* The exercise:
Select every line of the listing that contains the string "shape". Case counts.
— Start Data lines —
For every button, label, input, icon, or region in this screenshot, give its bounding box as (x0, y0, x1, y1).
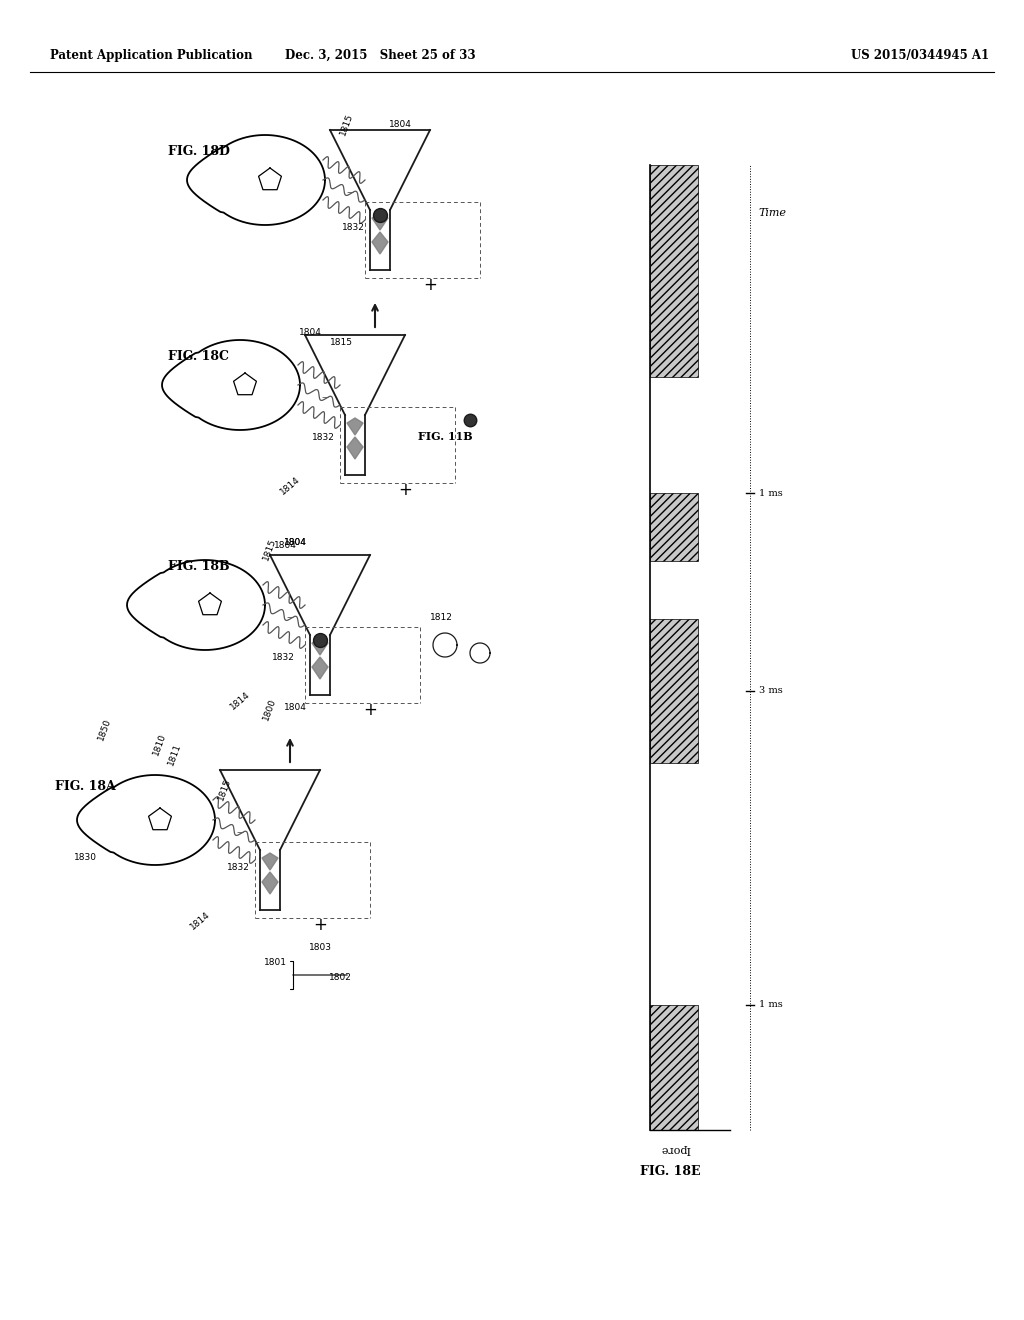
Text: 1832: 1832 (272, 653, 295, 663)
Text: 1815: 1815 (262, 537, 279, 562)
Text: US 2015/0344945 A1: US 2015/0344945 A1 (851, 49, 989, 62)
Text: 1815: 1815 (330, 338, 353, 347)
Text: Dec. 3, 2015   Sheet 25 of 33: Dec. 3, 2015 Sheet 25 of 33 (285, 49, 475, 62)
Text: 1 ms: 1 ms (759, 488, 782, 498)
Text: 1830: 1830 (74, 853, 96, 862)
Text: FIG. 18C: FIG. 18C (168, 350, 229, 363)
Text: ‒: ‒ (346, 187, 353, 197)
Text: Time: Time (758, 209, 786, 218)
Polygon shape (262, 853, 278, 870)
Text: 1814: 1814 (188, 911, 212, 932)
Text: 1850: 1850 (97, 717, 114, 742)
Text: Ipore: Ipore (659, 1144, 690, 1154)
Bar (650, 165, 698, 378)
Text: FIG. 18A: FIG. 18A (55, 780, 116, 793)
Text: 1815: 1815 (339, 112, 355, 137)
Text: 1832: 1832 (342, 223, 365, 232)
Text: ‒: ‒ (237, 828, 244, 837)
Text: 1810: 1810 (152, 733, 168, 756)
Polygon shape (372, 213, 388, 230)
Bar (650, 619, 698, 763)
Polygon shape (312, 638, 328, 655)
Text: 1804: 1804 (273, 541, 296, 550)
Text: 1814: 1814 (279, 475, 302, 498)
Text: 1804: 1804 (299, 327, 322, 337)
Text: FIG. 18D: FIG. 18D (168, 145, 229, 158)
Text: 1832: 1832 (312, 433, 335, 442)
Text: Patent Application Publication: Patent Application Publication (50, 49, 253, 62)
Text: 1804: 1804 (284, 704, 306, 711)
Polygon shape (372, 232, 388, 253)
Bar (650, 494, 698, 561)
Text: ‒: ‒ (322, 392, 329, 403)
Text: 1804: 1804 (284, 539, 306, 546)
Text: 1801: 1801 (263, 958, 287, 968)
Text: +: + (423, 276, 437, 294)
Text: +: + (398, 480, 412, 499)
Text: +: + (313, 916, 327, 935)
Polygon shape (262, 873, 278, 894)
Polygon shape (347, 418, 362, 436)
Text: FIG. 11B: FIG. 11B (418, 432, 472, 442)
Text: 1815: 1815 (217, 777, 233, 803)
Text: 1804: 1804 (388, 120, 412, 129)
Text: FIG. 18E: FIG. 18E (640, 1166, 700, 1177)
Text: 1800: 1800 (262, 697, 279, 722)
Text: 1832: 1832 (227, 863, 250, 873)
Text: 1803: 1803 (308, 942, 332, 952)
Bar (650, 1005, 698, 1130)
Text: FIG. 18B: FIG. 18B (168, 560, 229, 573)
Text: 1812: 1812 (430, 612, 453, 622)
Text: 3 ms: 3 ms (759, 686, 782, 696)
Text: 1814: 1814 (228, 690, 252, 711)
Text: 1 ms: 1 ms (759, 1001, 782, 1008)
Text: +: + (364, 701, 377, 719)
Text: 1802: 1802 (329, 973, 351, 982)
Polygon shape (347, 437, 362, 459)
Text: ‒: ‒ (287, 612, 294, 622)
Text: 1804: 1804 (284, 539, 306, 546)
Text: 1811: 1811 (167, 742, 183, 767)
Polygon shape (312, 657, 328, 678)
— End Data lines —
* Exercise solution:
Polygon shape (262, 853, 278, 870)
Polygon shape (372, 213, 388, 230)
Polygon shape (312, 638, 328, 655)
Polygon shape (372, 232, 388, 253)
Polygon shape (262, 873, 278, 894)
Polygon shape (347, 418, 362, 436)
Polygon shape (347, 437, 362, 459)
Polygon shape (312, 657, 328, 678)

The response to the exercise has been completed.